Data excerpts:
## start
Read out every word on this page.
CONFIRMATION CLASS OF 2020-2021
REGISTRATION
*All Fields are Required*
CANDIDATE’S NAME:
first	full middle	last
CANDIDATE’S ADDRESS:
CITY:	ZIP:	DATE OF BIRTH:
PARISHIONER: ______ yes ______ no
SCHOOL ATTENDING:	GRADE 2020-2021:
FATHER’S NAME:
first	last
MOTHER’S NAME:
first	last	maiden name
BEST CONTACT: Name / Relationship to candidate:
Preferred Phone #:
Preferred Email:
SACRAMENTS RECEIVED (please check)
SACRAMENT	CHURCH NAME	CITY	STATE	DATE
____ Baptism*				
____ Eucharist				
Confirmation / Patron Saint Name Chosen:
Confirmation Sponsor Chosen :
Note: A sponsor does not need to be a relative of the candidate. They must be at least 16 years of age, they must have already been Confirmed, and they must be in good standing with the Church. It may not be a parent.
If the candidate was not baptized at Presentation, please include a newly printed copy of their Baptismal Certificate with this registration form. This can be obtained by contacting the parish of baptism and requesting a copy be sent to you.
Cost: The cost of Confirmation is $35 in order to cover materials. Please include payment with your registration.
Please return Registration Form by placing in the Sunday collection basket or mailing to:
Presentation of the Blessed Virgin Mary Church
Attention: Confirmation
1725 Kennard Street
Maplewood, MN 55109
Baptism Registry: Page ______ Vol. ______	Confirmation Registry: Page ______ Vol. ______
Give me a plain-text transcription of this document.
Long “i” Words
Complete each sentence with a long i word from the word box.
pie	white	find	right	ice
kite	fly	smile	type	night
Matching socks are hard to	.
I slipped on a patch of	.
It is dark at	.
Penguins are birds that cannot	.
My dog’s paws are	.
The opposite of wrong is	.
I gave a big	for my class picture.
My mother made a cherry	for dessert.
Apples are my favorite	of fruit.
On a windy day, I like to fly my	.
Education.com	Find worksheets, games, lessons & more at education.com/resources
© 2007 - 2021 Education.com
## end
Stated task:
Go through the lines above. Select every one that has the string "Chosen".

Solution below:
Confirmation / Patron Saint Name Chosen:
Confirmation Sponsor Chosen :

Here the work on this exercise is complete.